**Source data**.
%%

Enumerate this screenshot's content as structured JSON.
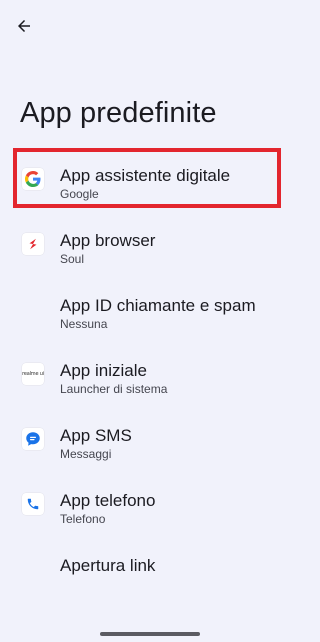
{
  "header": {
    "title": "App predefinite"
  },
  "items": [
    {
      "title": "App assistente digitale",
      "subtitle": "Google",
      "icon": "google-icon"
    },
    {
      "title": "App browser",
      "subtitle": "Soul",
      "icon": "soul-browser-icon"
    },
    {
      "title": "App ID chiamante e spam",
      "subtitle": "Nessuna",
      "icon": ""
    },
    {
      "title": "App iniziale",
      "subtitle": "Launcher di sistema",
      "icon": "realme-launcher-icon",
      "icon_text": "realme ui"
    },
    {
      "title": "App SMS",
      "subtitle": "Messaggi",
      "icon": "messages-icon"
    },
    {
      "title": "App telefono",
      "subtitle": "Telefono",
      "icon": "phone-icon"
    },
    {
      "title": "Apertura link",
      "subtitle": "",
      "icon": ""
    }
  ],
  "colors": {
    "background": "#f1f2fb",
    "highlight": "#e3262e",
    "google_blue": "#4285f4",
    "google_red": "#ea4335",
    "google_yellow": "#fbbc05",
    "google_green": "#34a853",
    "messages_blue": "#1a73e8",
    "soul_red": "#e3262e"
  }
}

%%

Lines containing the word "realme" must all be returned from the material above.

**ANSWER TO THIS EXERCISE**.
      "icon": "realme-launcher-icon",
      "icon_text": "realme ui"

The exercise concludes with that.